Task details
Reproduce every line of the items below word for word, but leave out the pictures.

═══ Supplied information

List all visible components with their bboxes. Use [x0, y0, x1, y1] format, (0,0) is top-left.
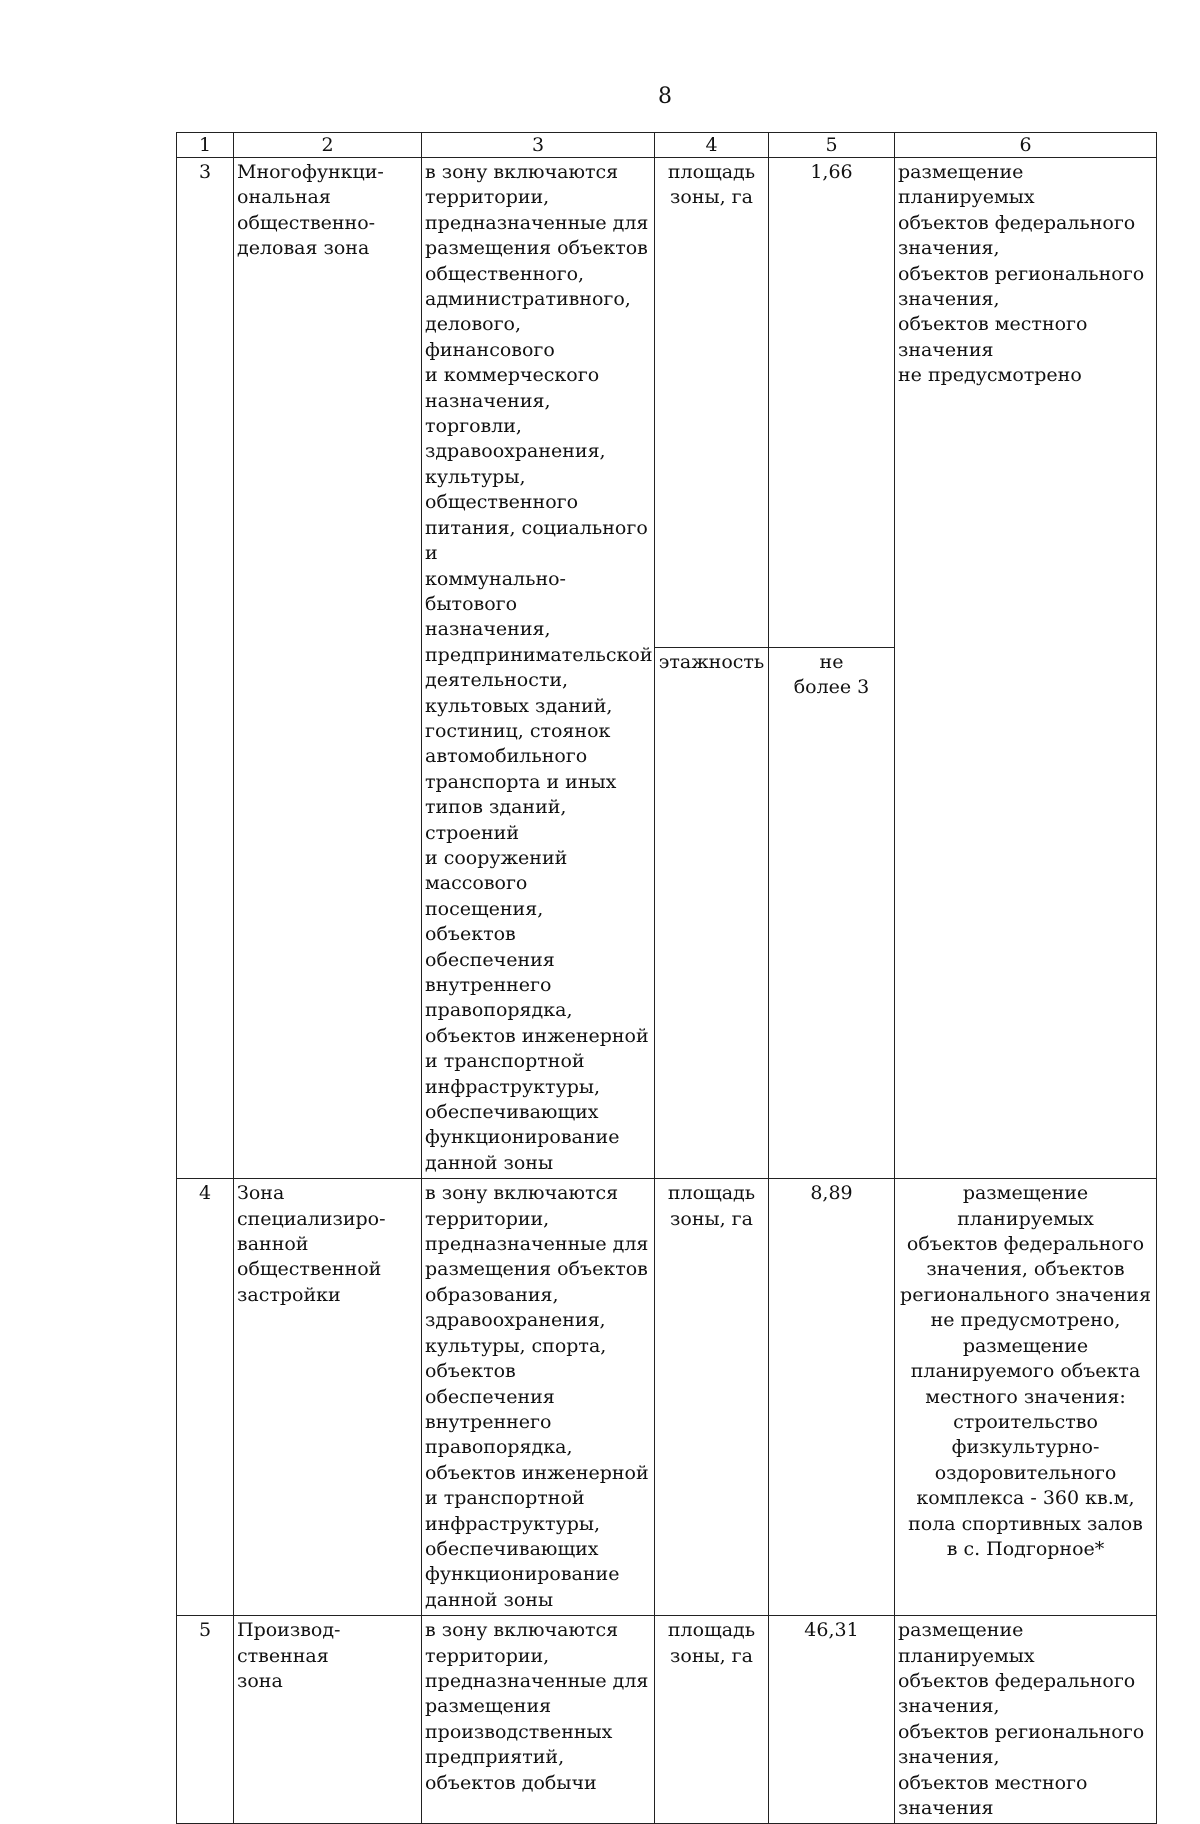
placement-info: размещение планируемых объектов федерального значения, объектов регионального значения, объектов местного значения не предусмотрено: [895, 158, 1157, 1179]
column-header-6: 6: [895, 133, 1157, 158]
zones-table: [176, 132, 1157, 1824]
row-number: 4: [177, 1179, 234, 1616]
zone-name: Зона специализиро- ванной общественной застройки: [234, 1179, 422, 1616]
parameter-name: этажность: [655, 647, 769, 1179]
column-header-2: 2: [234, 133, 422, 158]
table-row: [177, 1616, 1157, 1824]
row-number: 5: [177, 1616, 234, 1824]
parameter-value: 1,66: [769, 158, 895, 648]
parameter-value: не более 3: [769, 647, 895, 1179]
page-number: 8: [658, 84, 672, 109]
zone-description: в зону включаются территории, предназначенные для размещения производственных предприятий, объектов добычи: [422, 1616, 655, 1824]
column-header-4: 4: [655, 133, 769, 158]
table-header-row: [177, 133, 1157, 158]
zone-description: в зону включаются территории, предназначенные для размещения объектов образования, здравоохранения, культуры, спорта, объектов обеспечения внутреннего правопорядка, объектов инженерной и транспортной инфраструктуры, обеспечивающих функционирование данной зоны: [422, 1179, 655, 1616]
parameter-name: площадь зоны, га: [655, 1179, 769, 1616]
table-row: [177, 1179, 1157, 1616]
zone-name: Производ- ственная зона: [234, 1616, 422, 1824]
column-header-3: 3: [422, 133, 655, 158]
row-number: 3: [177, 158, 234, 1179]
parameter-value: 8,89: [769, 1179, 895, 1616]
placement-info: размещение планируемых объектов федерального значения, объектов регионального значения, объектов местного значения: [895, 1616, 1157, 1824]
column-header-1: 1: [177, 133, 234, 158]
zone-name: Многофункци- ональная общественно- деловая зона: [234, 158, 422, 1179]
table-row: [177, 158, 1157, 648]
column-header-5: 5: [769, 133, 895, 158]
parameter-name: площадь зоны, га: [655, 158, 769, 648]
zone-description: в зону включаются территории, предназначенные для размещения объектов общественного, административного, делового, финансового и коммерческого назначения, торговли, здравоохранения, культуры, общественного питания, социального и коммунально-бытового назначения, предпринимательской деятельности, культовых зданий, гостиниц, стоянок автомобильного транспорта и иных типов зданий, строений и сооружений массового посещения, объектов обеспечения внутреннего правопорядка, объектов инженерной и транспортной инфраструктуры, обеспечивающих функционирование данной зоны: [422, 158, 655, 1179]
placement-info: размещение планируемых объектов федерального значения, объектов регионального значения не предусмотрено, размещение планируемого объекта местного значения: строительство физкультурно- оздоровительного комплекса - 360 кв.м, пола спортивных залов в с. Подгорное*: [895, 1179, 1157, 1616]
parameter-name: площадь зоны, га: [655, 1616, 769, 1824]
parameter-value: 46,31: [769, 1616, 895, 1824]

══════

Correct response
List all visible components with their bboxes. Use [x0, y0, x1, y1] format, (0,0) is top-left.
placement-info: размещение планируемых объектов федерального значения, объектов регионального значения, объектов местного значения не предусмотрено: [895, 158, 1157, 1179]
column-header-6: 6: [895, 133, 1157, 158]
zones-table: [176, 132, 1157, 1824]
row-number: 4: [177, 1179, 234, 1616]
zone-name: Зона специализиро- ванной общественной застройки: [234, 1179, 422, 1616]
parameter-name: этажность: [655, 647, 769, 1179]
column-header-2: 2: [234, 133, 422, 158]
table-row: [177, 1616, 1157, 1824]
row-number: 5: [177, 1616, 234, 1824]
parameter-value: 1,66: [769, 158, 895, 648]
parameter-value: не более 3: [769, 647, 895, 1179]
page-number: 8: [658, 84, 672, 109]
zone-description: в зону включаются территории, предназначенные для размещения производственных предприятий, объектов добычи: [422, 1616, 655, 1824]
column-header-4: 4: [655, 133, 769, 158]
table-header-row: [177, 133, 1157, 158]
zone-description: в зону включаются территории, предназначенные для размещения объектов образования, здравоохранения, культуры, спорта, объектов обеспечения внутреннего правопорядка, объектов инженерной и транспортной инфраструктуры, обеспечивающих функционирование данной зоны: [422, 1179, 655, 1616]
parameter-name: площадь зоны, га: [655, 1179, 769, 1616]
table-row: [177, 1179, 1157, 1616]
zone-name: Производ- ственная зона: [234, 1616, 422, 1824]
column-header-3: 3: [422, 133, 655, 158]
row-number: 3: [177, 158, 234, 1179]
parameter-value: 8,89: [769, 1179, 895, 1616]
placement-info: размещение планируемых объектов федерального значения, объектов регионального значения, объектов местного значения: [895, 1616, 1157, 1824]
column-header-1: 1: [177, 133, 234, 158]
zone-name: Многофункци- ональная общественно- деловая зона: [234, 158, 422, 1179]
table-row: [177, 158, 1157, 648]
column-header-5: 5: [769, 133, 895, 158]
parameter-name: площадь зоны, га: [655, 158, 769, 648]
zone-description: в зону включаются территории, предназначенные для размещения объектов общественного, административного, делового, финансового и коммерческого назначения, торговли, здравоохранения, культуры, общественного питания, социального и коммунально-бытового назначения, предпринимательской деятельности, культовых зданий, гостиниц, стоянок автомобильного транспорта и иных типов зданий, строений и сооружений массового посещения, объектов обеспечения внутреннего правопорядка, объектов инженерной и транспортной инфраструктуры, обеспечивающих функционирование данной зоны: [422, 158, 655, 1179]
placement-info: размещение планируемых объектов федерального значения, объектов регионального значения не предусмотрено, размещение планируемого объекта местного значения: строительство физкультурно- оздоровительного комплекса - 360 кв.м, пола спортивных залов в с. Подгорное*: [895, 1179, 1157, 1616]
parameter-name: площадь зоны, га: [655, 1616, 769, 1824]
parameter-value: 46,31: [769, 1616, 895, 1824]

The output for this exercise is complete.